PROBLEM TO SOLVE
Without the pictures, reproduce the records that follow exactly.

PROVIDED MATERIAL
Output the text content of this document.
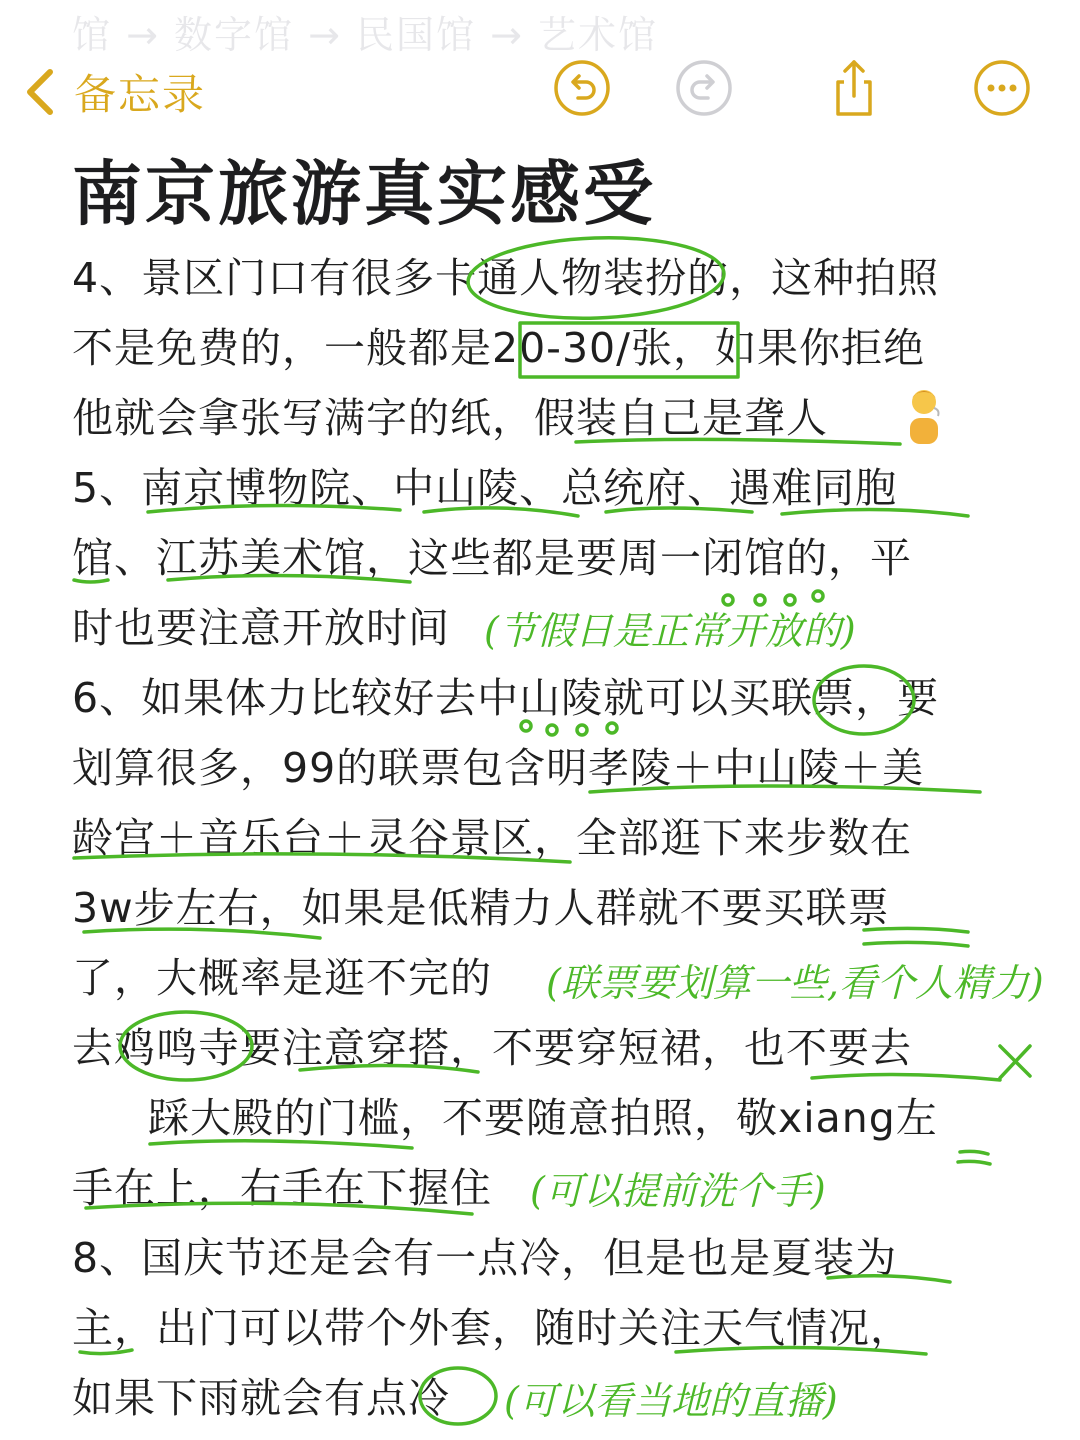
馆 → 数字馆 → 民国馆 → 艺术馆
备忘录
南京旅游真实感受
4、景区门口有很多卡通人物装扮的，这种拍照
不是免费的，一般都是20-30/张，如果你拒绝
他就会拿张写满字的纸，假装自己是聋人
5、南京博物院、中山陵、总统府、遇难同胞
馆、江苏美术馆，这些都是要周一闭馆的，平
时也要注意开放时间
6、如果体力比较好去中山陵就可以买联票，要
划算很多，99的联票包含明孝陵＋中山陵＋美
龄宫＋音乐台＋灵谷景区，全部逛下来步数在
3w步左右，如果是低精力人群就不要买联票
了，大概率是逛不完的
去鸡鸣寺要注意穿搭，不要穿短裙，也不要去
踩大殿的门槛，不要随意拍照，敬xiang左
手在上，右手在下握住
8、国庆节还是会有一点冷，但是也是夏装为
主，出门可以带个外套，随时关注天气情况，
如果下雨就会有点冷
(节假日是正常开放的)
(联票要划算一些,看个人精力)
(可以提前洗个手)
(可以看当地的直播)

SOLUTION TO THIS PROBLEM
Output the text content of this document.
馆 → 数字馆 → 民国馆 → 艺术馆
备忘录
南京旅游真实感受
4、景区门口有很多卡通人物装扮的，这种拍照
不是免费的，一般都是20-30/张，如果你拒绝
他就会拿张写满字的纸，假装自己是聋人
5、南京博物院、中山陵、总统府、遇难同胞
馆、江苏美术馆，这些都是要周一闭馆的，平
时也要注意开放时间
6、如果体力比较好去中山陵就可以买联票，要
划算很多，99的联票包含明孝陵＋中山陵＋美
龄宫＋音乐台＋灵谷景区，全部逛下来步数在
3w步左右，如果是低精力人群就不要买联票
了，大概率是逛不完的
去鸡鸣寺要注意穿搭，不要穿短裙，也不要去
踩大殿的门槛，不要随意拍照，敬xiang左
手在上，右手在下握住
8、国庆节还是会有一点冷，但是也是夏装为
主，出门可以带个外套，随时关注天气情况，
如果下雨就会有点冷
(节假日是正常开放的)
(联票要划算一些,看个人精力)
(可以提前洗个手)
(可以看当地的直播)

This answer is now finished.